## Exercise description:
Give the number of lines holding the string "GIMP" and nothing more.

## Dataset:

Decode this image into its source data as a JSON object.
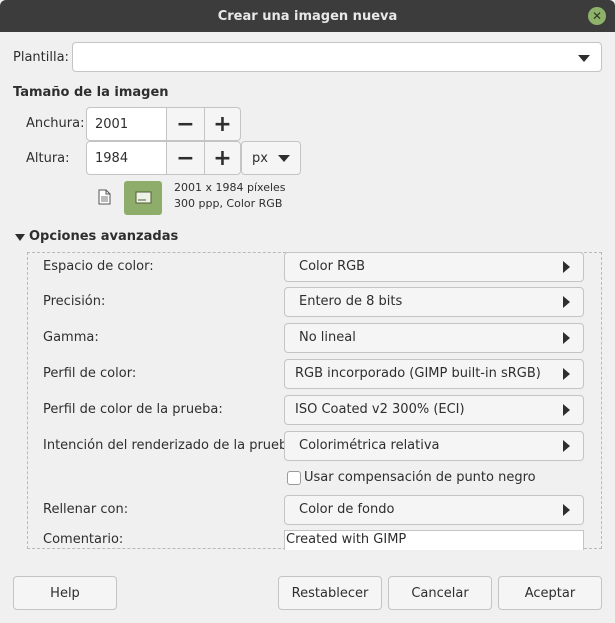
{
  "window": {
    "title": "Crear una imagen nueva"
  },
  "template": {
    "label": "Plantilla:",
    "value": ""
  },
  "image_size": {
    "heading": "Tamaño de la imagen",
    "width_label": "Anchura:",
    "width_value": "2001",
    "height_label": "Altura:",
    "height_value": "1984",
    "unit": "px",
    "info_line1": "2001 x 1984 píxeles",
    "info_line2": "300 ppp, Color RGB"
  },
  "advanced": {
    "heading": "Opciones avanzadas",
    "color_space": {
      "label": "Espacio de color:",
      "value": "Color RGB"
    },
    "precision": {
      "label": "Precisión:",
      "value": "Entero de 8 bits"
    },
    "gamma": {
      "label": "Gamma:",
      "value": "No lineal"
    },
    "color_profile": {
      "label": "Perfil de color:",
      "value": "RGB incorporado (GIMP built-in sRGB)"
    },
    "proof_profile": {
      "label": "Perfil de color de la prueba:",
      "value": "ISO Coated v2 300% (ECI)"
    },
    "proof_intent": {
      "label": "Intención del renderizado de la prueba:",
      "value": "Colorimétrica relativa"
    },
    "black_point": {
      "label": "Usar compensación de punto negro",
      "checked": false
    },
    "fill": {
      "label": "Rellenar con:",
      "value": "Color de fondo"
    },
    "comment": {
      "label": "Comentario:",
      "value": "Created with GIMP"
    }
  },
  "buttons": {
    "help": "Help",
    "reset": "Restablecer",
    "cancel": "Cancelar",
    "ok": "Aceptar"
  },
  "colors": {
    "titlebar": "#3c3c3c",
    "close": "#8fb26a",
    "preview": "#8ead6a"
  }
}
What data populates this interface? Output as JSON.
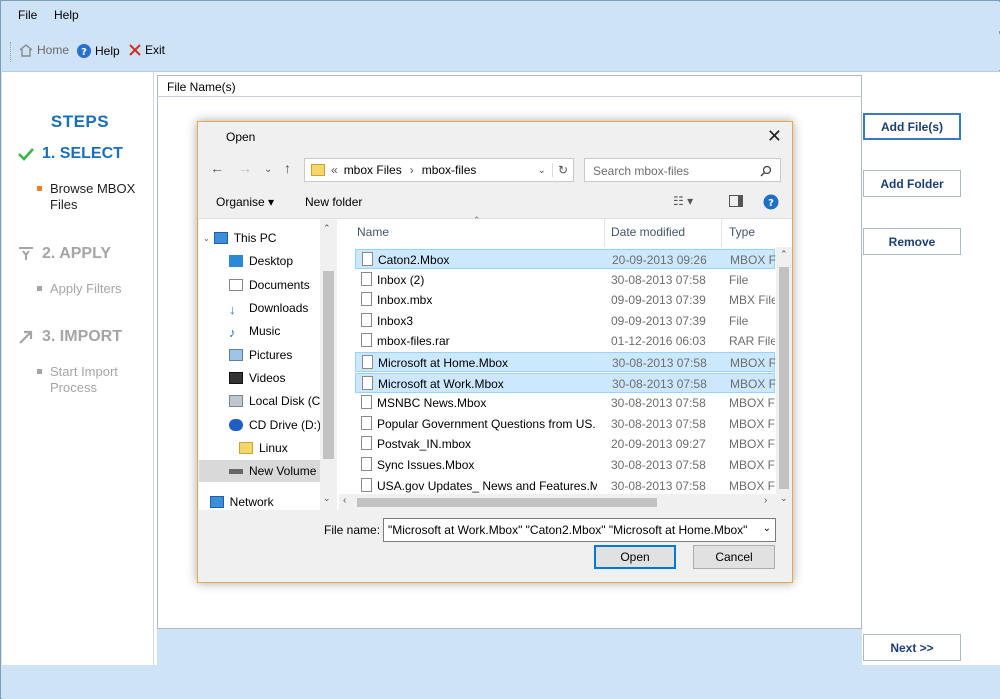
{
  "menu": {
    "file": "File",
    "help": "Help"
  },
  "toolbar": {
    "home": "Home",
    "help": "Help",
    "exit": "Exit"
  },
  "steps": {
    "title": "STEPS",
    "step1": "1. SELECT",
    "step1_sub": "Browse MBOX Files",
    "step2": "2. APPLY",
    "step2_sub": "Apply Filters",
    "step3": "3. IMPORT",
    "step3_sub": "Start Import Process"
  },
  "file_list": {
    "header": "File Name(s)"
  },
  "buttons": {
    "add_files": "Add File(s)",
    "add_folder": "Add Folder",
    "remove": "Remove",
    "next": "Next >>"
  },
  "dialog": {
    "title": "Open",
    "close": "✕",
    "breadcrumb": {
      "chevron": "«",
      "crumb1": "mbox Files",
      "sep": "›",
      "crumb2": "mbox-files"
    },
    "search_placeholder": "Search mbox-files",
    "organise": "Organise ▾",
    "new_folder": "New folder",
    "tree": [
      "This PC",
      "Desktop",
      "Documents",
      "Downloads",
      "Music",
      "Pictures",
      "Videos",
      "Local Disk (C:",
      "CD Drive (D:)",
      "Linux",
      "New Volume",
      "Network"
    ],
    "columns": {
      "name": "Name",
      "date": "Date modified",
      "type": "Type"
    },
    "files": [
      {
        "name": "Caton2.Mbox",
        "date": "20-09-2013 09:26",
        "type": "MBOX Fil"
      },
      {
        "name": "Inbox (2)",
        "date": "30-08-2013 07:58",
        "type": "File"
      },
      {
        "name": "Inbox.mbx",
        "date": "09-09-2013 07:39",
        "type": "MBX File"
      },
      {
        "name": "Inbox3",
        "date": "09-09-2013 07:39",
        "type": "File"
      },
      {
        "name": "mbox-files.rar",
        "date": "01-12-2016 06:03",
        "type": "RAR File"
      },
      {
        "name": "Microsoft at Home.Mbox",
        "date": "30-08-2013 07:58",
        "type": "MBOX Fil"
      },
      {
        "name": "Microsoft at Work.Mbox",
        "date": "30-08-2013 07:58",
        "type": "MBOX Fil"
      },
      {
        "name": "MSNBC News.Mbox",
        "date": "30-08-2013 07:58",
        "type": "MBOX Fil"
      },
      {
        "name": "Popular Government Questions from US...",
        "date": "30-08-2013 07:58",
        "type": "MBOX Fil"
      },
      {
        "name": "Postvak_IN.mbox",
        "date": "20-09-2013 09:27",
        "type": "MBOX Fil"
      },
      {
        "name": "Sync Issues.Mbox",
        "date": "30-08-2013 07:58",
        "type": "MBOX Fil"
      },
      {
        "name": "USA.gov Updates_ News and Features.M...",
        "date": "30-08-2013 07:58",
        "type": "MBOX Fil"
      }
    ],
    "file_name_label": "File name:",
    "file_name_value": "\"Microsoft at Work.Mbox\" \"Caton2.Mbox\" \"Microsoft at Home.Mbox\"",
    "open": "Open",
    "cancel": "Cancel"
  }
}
---
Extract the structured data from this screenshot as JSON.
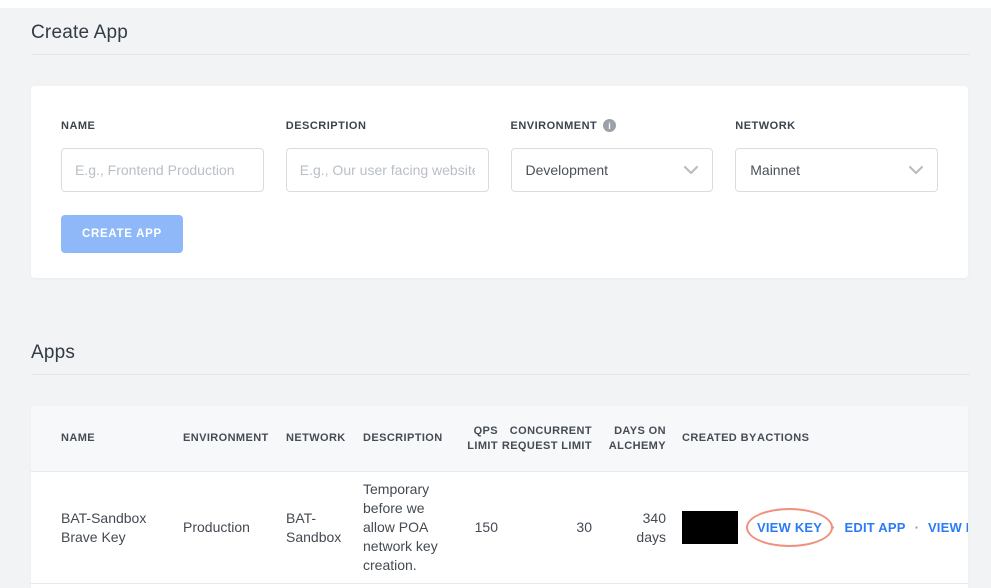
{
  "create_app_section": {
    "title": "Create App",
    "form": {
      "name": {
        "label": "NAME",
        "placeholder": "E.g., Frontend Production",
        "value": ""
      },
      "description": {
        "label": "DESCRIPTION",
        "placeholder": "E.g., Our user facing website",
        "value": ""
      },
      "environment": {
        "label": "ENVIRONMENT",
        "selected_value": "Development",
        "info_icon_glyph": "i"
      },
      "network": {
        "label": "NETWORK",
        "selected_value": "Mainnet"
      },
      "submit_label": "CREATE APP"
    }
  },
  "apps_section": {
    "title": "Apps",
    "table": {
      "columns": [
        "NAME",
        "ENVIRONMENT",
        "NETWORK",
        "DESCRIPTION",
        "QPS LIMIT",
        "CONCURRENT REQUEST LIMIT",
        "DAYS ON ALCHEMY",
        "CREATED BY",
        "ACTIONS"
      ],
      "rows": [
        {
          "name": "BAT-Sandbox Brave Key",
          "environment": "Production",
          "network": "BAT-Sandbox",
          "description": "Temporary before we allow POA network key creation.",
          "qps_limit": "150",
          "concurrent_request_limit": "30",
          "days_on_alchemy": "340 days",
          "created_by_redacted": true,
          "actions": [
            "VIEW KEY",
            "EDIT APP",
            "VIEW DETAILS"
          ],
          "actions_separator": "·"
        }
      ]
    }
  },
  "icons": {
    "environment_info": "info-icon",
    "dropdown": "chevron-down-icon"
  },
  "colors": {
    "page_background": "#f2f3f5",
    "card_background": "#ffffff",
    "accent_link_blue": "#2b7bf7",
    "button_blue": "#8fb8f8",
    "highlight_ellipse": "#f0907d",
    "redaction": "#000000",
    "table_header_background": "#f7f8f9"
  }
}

## Answer to the task:
2